#### DATA FOR THIS EXERCISE:
* * *
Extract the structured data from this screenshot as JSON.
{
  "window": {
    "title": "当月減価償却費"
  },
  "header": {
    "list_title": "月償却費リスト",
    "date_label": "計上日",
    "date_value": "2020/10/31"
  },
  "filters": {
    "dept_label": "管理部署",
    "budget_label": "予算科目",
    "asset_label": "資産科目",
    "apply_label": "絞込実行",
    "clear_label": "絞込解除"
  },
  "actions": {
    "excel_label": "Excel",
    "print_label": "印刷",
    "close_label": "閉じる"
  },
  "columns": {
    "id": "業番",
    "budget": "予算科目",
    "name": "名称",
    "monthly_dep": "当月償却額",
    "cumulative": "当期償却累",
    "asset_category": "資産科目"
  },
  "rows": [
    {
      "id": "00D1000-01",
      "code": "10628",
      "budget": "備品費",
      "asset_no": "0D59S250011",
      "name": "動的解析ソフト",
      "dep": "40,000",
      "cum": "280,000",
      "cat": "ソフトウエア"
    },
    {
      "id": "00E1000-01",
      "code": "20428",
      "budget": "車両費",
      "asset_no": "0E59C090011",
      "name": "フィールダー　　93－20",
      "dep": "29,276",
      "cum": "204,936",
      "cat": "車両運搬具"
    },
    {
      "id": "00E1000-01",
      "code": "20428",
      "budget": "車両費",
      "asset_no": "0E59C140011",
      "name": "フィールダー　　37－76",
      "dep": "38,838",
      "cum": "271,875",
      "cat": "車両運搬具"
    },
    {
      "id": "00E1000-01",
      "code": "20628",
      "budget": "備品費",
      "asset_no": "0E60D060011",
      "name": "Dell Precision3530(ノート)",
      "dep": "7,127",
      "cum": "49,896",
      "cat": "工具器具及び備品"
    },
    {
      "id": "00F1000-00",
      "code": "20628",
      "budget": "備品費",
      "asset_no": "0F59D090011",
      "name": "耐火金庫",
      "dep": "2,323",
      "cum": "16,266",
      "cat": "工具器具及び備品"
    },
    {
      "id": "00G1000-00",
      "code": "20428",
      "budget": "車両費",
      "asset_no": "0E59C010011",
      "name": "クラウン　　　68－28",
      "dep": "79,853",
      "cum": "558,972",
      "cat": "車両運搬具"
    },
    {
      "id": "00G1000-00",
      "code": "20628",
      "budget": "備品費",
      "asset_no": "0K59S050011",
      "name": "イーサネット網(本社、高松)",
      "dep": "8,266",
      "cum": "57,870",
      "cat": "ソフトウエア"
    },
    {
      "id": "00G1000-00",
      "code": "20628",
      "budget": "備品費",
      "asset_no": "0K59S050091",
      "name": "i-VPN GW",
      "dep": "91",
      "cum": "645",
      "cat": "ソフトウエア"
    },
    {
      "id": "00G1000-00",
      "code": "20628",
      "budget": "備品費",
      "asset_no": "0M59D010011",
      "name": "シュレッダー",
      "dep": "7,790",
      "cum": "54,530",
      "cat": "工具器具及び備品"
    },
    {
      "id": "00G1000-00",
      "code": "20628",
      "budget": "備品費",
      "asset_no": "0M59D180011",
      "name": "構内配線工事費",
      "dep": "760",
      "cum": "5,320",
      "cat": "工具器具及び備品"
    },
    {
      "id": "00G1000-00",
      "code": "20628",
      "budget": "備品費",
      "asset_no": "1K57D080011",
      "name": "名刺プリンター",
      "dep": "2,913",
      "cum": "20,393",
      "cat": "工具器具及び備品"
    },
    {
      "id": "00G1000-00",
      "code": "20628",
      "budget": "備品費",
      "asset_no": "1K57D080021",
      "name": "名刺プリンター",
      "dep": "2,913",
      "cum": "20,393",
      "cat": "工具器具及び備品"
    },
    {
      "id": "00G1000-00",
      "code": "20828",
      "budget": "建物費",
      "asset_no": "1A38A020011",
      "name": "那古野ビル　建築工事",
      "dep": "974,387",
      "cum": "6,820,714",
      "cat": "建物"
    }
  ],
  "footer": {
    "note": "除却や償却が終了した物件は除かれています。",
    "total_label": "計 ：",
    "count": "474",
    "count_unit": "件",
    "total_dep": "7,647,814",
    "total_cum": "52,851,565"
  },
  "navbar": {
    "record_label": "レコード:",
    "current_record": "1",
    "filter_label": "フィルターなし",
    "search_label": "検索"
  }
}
* * *
#### EXERCISE INSTRUCTIONS:
In the data above, tally the lines holding "資産科目" and answer with the figure only.

#### THE RESPONSE:
2